— Begin Data rows —
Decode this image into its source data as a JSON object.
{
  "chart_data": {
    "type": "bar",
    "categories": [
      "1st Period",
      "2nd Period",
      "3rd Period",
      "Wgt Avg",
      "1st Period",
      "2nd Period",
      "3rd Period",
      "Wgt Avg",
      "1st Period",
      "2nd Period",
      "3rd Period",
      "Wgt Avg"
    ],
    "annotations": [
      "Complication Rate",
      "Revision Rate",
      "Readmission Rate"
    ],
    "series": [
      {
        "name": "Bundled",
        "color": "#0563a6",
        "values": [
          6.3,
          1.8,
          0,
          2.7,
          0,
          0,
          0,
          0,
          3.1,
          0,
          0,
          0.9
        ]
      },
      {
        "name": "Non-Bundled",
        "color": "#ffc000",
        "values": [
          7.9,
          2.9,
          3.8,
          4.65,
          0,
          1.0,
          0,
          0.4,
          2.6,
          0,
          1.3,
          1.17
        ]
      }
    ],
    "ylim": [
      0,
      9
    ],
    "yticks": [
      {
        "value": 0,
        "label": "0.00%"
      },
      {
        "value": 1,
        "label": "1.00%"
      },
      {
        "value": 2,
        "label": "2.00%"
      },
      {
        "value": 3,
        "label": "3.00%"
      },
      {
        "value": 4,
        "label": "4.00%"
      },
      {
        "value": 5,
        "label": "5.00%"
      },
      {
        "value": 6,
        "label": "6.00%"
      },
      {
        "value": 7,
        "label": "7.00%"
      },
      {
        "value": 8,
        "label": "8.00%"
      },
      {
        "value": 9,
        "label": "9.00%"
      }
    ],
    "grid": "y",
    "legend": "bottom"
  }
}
— End Data rows —
(Your objective) Copy each line that holds the word "label".

(The completed task)
        "label": "0.00%"
        "label": "1.00%"
        "label": "2.00%"
        "label": "3.00%"
        "label": "4.00%"
        "label": "5.00%"
        "label": "6.00%"
        "label": "7.00%"
        "label": "8.00%"
        "label": "9.00%"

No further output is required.